> **Problem requirements**
Of all the lines in the material, how many contain the word "Maximum"? State the number alone.

** BEGIN **

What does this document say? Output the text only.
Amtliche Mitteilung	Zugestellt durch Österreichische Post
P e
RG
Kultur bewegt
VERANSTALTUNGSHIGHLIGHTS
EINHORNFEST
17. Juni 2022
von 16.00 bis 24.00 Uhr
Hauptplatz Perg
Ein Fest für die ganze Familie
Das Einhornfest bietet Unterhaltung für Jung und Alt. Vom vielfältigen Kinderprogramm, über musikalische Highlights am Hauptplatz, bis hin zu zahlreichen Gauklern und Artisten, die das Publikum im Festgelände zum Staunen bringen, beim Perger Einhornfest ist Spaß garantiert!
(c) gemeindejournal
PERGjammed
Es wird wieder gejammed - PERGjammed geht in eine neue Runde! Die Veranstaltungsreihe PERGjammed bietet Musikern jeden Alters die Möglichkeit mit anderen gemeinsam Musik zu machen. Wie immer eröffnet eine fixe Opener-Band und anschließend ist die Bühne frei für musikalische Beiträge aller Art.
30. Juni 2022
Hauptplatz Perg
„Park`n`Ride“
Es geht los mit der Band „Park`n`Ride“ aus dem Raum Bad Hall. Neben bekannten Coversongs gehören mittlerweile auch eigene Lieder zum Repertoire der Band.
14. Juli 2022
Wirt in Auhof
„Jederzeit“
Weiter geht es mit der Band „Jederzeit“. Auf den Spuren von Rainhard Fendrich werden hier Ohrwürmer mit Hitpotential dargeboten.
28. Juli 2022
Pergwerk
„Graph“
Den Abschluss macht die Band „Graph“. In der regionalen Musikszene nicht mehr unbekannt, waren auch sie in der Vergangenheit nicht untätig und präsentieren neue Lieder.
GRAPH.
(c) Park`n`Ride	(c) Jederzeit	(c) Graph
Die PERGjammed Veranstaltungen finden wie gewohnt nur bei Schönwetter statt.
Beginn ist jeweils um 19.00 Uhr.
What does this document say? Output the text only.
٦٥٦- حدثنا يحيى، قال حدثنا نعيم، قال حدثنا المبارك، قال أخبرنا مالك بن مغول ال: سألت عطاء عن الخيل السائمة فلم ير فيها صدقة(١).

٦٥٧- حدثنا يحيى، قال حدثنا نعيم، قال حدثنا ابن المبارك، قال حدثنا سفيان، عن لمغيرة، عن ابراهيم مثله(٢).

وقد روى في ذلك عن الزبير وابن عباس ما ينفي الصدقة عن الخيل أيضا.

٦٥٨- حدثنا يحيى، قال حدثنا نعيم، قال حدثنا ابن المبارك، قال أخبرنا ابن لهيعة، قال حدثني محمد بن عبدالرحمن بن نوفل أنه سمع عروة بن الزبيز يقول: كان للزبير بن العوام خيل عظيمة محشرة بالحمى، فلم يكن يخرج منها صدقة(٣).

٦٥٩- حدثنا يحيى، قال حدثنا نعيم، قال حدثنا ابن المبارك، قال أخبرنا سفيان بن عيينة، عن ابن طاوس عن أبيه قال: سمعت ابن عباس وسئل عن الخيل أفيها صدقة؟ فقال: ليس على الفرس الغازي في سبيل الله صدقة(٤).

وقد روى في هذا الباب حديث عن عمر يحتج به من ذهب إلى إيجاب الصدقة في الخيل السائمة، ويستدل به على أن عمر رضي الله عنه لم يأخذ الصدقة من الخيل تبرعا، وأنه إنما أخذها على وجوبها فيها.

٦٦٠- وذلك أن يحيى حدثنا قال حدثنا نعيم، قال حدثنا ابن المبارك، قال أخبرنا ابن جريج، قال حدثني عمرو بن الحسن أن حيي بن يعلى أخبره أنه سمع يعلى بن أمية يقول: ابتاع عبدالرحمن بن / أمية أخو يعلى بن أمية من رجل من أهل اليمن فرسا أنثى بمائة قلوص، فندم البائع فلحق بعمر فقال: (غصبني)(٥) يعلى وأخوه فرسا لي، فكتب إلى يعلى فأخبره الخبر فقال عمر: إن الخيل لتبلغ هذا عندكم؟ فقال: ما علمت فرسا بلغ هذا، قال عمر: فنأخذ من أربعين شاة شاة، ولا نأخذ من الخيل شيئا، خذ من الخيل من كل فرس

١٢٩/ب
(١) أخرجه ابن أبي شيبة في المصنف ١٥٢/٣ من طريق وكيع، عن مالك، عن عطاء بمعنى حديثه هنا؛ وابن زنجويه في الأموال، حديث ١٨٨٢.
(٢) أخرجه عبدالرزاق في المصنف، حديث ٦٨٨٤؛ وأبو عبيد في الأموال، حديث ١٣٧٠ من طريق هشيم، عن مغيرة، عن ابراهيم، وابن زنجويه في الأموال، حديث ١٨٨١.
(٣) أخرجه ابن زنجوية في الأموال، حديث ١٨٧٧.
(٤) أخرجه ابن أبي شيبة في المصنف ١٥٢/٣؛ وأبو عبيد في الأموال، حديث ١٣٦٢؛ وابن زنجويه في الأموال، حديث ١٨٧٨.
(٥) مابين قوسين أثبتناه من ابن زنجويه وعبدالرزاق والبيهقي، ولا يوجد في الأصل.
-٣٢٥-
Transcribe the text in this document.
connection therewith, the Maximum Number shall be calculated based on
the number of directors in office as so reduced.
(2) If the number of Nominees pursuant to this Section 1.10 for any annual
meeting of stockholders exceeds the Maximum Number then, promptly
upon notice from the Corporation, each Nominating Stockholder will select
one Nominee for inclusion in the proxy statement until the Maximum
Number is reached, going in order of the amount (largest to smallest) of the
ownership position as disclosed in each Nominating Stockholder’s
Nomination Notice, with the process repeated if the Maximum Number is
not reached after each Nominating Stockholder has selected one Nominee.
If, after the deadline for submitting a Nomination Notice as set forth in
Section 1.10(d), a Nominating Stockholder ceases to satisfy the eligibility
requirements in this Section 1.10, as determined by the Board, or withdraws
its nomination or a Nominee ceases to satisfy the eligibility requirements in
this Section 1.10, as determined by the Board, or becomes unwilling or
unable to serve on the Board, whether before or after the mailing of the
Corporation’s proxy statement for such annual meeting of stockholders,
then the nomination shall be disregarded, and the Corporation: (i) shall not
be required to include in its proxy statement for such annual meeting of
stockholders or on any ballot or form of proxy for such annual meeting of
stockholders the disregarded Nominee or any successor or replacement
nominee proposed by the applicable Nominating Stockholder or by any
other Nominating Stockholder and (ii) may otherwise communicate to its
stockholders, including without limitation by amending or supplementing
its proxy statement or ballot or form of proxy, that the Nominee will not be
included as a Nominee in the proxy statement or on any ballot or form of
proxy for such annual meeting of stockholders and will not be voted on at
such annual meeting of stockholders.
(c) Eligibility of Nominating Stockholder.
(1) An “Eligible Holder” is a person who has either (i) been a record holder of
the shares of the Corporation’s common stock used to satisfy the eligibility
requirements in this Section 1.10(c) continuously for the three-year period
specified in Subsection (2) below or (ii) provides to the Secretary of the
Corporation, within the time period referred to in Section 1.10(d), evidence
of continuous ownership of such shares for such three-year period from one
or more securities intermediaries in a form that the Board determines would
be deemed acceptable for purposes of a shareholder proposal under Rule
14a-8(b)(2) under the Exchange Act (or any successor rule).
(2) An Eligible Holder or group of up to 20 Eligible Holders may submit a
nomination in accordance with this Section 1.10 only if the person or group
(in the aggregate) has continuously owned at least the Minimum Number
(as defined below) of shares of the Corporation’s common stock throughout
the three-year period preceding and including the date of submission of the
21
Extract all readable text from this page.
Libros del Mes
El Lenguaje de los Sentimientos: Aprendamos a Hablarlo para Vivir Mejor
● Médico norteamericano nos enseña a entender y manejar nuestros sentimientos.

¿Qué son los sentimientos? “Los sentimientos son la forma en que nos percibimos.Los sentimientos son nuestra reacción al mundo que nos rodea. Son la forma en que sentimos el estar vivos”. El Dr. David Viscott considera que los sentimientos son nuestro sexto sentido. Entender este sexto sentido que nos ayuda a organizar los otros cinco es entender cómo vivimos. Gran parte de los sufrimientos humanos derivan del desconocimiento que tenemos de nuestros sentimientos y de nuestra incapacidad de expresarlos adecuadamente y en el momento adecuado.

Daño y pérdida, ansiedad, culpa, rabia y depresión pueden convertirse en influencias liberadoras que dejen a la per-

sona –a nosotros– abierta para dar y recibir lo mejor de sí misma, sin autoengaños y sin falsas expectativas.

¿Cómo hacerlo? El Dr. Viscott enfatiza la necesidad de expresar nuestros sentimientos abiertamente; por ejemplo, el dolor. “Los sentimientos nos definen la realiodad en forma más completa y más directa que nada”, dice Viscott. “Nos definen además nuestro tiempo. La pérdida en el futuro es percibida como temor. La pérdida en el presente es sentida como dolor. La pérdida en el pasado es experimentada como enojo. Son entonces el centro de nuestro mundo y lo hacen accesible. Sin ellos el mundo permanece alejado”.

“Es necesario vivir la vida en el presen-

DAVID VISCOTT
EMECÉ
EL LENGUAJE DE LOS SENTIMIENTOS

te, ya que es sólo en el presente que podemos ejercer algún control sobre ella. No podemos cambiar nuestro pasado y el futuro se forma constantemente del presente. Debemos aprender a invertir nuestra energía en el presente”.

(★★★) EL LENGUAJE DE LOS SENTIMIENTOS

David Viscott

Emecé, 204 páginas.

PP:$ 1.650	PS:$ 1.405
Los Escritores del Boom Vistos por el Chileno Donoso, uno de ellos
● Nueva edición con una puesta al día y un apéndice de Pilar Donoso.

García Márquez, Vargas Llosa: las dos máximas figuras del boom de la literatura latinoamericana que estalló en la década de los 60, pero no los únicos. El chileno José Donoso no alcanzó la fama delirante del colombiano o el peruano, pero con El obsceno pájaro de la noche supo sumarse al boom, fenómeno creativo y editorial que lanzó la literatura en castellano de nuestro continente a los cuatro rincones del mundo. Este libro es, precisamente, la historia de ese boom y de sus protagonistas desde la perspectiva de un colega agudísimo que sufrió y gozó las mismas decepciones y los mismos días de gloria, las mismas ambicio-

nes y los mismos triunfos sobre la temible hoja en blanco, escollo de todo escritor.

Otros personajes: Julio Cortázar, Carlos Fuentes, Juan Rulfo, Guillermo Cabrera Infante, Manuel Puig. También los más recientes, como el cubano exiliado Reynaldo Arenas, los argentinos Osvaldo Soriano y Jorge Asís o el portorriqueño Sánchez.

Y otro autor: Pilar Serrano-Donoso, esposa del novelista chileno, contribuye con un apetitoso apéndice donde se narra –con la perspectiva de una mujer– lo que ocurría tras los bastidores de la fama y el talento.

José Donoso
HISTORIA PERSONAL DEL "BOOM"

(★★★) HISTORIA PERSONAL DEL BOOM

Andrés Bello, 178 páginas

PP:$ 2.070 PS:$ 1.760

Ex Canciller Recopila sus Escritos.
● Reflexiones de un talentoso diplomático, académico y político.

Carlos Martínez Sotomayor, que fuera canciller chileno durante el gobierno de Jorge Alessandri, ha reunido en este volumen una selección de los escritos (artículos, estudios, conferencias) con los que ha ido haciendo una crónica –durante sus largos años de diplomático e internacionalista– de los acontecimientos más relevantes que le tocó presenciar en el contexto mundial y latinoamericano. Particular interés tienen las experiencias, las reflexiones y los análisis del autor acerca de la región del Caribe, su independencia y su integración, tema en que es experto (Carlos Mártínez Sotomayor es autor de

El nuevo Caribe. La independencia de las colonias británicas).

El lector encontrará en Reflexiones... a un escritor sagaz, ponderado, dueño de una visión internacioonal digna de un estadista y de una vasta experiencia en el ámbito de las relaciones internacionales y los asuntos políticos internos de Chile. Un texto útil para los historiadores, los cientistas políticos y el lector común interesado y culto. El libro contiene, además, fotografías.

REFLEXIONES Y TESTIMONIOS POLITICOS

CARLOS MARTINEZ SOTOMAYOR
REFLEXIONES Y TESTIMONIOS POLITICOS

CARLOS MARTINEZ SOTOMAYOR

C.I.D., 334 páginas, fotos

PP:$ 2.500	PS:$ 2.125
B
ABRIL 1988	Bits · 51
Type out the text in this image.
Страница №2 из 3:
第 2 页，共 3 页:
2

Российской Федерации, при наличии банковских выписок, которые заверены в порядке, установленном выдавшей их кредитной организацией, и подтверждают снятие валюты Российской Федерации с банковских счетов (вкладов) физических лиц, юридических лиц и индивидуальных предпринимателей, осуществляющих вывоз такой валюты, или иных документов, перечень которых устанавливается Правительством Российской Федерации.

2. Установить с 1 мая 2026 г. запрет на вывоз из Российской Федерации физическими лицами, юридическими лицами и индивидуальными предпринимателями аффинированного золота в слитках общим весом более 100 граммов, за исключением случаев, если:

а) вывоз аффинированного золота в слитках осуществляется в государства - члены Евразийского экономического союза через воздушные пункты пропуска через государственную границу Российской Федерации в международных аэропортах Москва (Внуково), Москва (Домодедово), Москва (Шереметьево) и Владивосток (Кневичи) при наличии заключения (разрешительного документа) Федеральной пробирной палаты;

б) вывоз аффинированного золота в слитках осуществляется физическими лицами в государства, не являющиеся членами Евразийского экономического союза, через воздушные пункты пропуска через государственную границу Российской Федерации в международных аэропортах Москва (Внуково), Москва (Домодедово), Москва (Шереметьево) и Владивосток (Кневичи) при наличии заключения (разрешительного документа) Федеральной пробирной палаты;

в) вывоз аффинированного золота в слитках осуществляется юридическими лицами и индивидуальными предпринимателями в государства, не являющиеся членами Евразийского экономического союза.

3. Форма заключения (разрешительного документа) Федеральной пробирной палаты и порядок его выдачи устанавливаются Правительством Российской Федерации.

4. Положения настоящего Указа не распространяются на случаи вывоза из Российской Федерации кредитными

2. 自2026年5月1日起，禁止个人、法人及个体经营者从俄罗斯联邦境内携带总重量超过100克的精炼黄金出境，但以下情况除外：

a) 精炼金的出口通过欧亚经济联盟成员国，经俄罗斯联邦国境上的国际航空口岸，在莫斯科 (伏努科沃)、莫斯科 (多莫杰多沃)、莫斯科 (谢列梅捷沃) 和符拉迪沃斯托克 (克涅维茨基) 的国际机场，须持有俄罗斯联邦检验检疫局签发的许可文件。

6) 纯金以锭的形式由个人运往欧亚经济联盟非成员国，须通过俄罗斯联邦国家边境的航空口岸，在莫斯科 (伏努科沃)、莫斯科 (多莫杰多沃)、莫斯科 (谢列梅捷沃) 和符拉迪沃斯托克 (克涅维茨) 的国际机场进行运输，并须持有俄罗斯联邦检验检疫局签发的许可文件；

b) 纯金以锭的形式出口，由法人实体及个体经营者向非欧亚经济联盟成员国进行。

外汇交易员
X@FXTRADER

** END **

> **Written reply**
4